(TASK DIRECTIONS): Return exactly the lines from the "Serialize everything readable" line through the last line of the entries below. Include no pictures.

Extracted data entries
+ + + + + + +

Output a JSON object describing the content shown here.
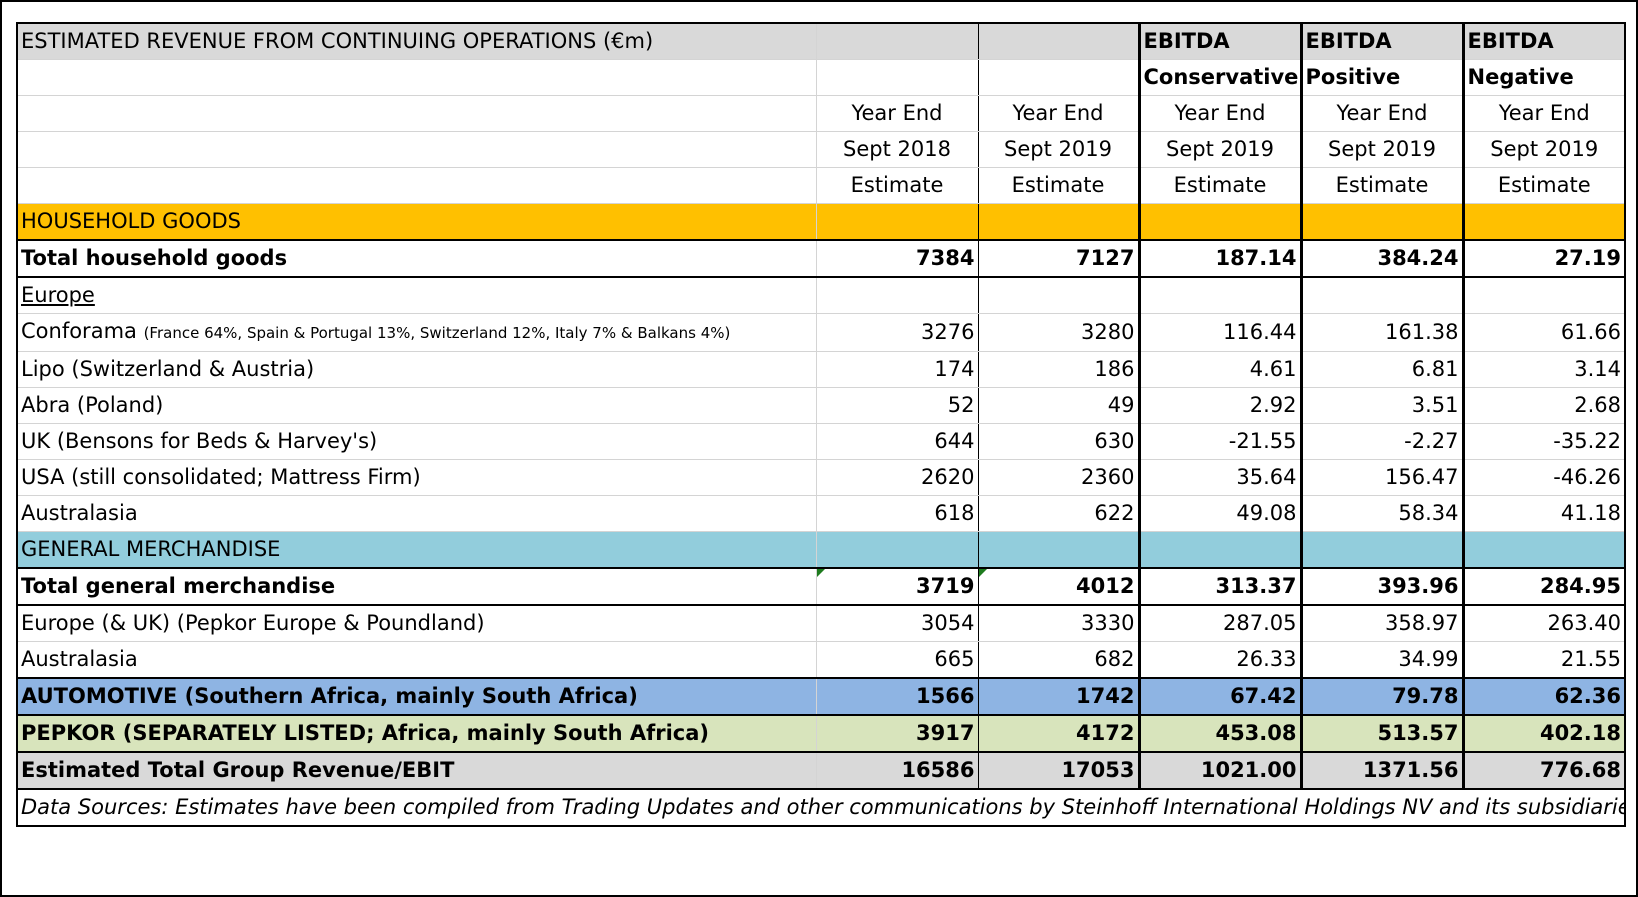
{
  "title": "ESTIMATED REVENUE FROM CONTINUING OPERATIONS (€m)",
  "columns": [
    {
      "top": "",
      "sub": "",
      "lines": [
        "Year End",
        "Sept 2018",
        "Estimate"
      ]
    },
    {
      "top": "",
      "sub": "",
      "lines": [
        "Year End",
        "Sept 2019",
        "Estimate"
      ]
    },
    {
      "top": "EBITDA",
      "sub": "Conservative",
      "lines": [
        "Year End",
        "Sept 2019",
        "Estimate"
      ]
    },
    {
      "top": "EBITDA",
      "sub": "Positive",
      "lines": [
        "Year End",
        "Sept 2019",
        "Estimate"
      ]
    },
    {
      "top": "EBITDA",
      "sub": "Negative",
      "lines": [
        "Year End",
        "Sept 2019",
        "Estimate"
      ]
    }
  ],
  "sections": {
    "household": "HOUSEHOLD GOODS",
    "general": "GENERAL MERCHANDISE"
  },
  "rows": {
    "total_household": {
      "label": "Total household goods",
      "values": [
        "7384",
        "7127",
        "187.14",
        "384.24",
        "27.19"
      ]
    },
    "europe": {
      "label": "Europe"
    },
    "conforama": {
      "label": "Conforama",
      "note": "(France 64%, Spain & Portugal 13%, Switzerland 12%, Italy 7% & Balkans 4%)",
      "values": [
        "3276",
        "3280",
        "116.44",
        "161.38",
        "61.66"
      ]
    },
    "lipo": {
      "label": "Lipo (Switzerland & Austria)",
      "values": [
        "174",
        "186",
        "4.61",
        "6.81",
        "3.14"
      ]
    },
    "abra": {
      "label": "Abra (Poland)",
      "values": [
        "52",
        "49",
        "2.92",
        "3.51",
        "2.68"
      ]
    },
    "uk": {
      "label": "UK (Bensons for Beds & Harvey's)",
      "values": [
        "644",
        "630",
        "-21.55",
        "-2.27",
        "-35.22"
      ]
    },
    "usa": {
      "label": "USA (still consolidated; Mattress Firm)",
      "values": [
        "2620",
        "2360",
        "35.64",
        "156.47",
        "-46.26"
      ]
    },
    "australasia_hh": {
      "label": "Australasia",
      "values": [
        "618",
        "622",
        "49.08",
        "58.34",
        "41.18"
      ]
    },
    "total_general": {
      "label": "Total general merchandise",
      "values": [
        "3719",
        "4012",
        "313.37",
        "393.96",
        "284.95"
      ]
    },
    "europe_uk": {
      "label": "Europe (& UK) (Pepkor Europe & Poundland)",
      "values": [
        "3054",
        "3330",
        "287.05",
        "358.97",
        "263.40"
      ]
    },
    "australasia_gm": {
      "label": "Australasia",
      "values": [
        "665",
        "682",
        "26.33",
        "34.99",
        "21.55"
      ]
    },
    "automotive": {
      "label": "AUTOMOTIVE (Southern Africa, mainly South Africa)",
      "values": [
        "1566",
        "1742",
        "67.42",
        "79.78",
        "62.36"
      ]
    },
    "pepkor": {
      "label": "PEPKOR (SEPARATELY LISTED; Africa, mainly South Africa)",
      "values": [
        "3917",
        "4172",
        "453.08",
        "513.57",
        "402.18"
      ]
    },
    "group_total": {
      "label": "Estimated Total Group Revenue/EBIT",
      "values": [
        "16586",
        "17053",
        "1021.00",
        "1371.56",
        "776.68"
      ]
    }
  },
  "footnote": "Data Sources: Estimates have been compiled from Trading Updates and other communications by Steinhoff International Holdings NV and its subsidiaries as well as from the Annual Financial Statements and Trading Updates provided by Pepkor Holdings LTD.",
  "colors": {
    "header_grey": "#d9d9d9",
    "household_orange": "#ffc000",
    "general_teal": "#92cddc",
    "automotive_blue": "#8eb4e3",
    "pepkor_green": "#d8e4bc"
  }
}
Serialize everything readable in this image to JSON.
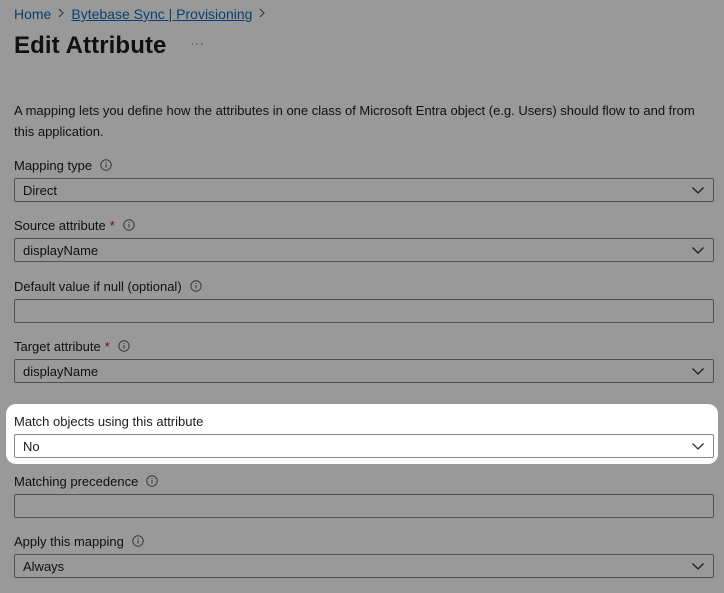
{
  "breadcrumb": {
    "home": "Home",
    "parent": "Bytebase Sync | Provisioning"
  },
  "page_title": "Edit Attribute",
  "more_label": "···",
  "description": "A mapping lets you define how the attributes in one class of Microsoft Entra object (e.g. Users) should flow to and from this application.",
  "fields": {
    "mapping_type": {
      "label": "Mapping type",
      "value": "Direct"
    },
    "source_attribute": {
      "label": "Source attribute",
      "required": "*",
      "value": "displayName"
    },
    "default_value": {
      "label": "Default value if null (optional)",
      "value": ""
    },
    "target_attribute": {
      "label": "Target attribute",
      "required": "*",
      "value": "displayName"
    },
    "match_objects": {
      "label": "Match objects using this attribute",
      "value": "No"
    },
    "matching_precedence": {
      "label": "Matching precedence",
      "value": ""
    },
    "apply_mapping": {
      "label": "Apply this mapping",
      "value": "Always"
    }
  },
  "colors": {
    "link": "#0f6cbd",
    "required": "#c50f1f",
    "border": "#8a8886"
  }
}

+ + + + + + +

(EXPECTED OUTPUT):
Serialize everything readable in this image to JSON.
{
  "breadcrumb": {
    "home": "Home",
    "parent": "Bytebase Sync | Provisioning"
  },
  "page_title": "Edit Attribute",
  "more_label": "···",
  "description": "A mapping lets you define how the attributes in one class of Microsoft Entra object (e.g. Users) should flow to and from this application.",
  "fields": {
    "mapping_type": {
      "label": "Mapping type",
      "value": "Direct"
    },
    "source_attribute": {
      "label": "Source attribute",
      "required": "*",
      "value": "displayName"
    },
    "default_value": {
      "label": "Default value if null (optional)",
      "value": ""
    },
    "target_attribute": {
      "label": "Target attribute",
      "required": "*",
      "value": "displayName"
    },
    "match_objects": {
      "label": "Match objects using this attribute",
      "value": "No"
    },
    "matching_precedence": {
      "label": "Matching precedence",
      "value": ""
    },
    "apply_mapping": {
      "label": "Apply this mapping",
      "value": "Always"
    }
  },
  "colors": {
    "link": "#0f6cbd",
    "required": "#c50f1f",
    "border": "#8a8886"
  }
}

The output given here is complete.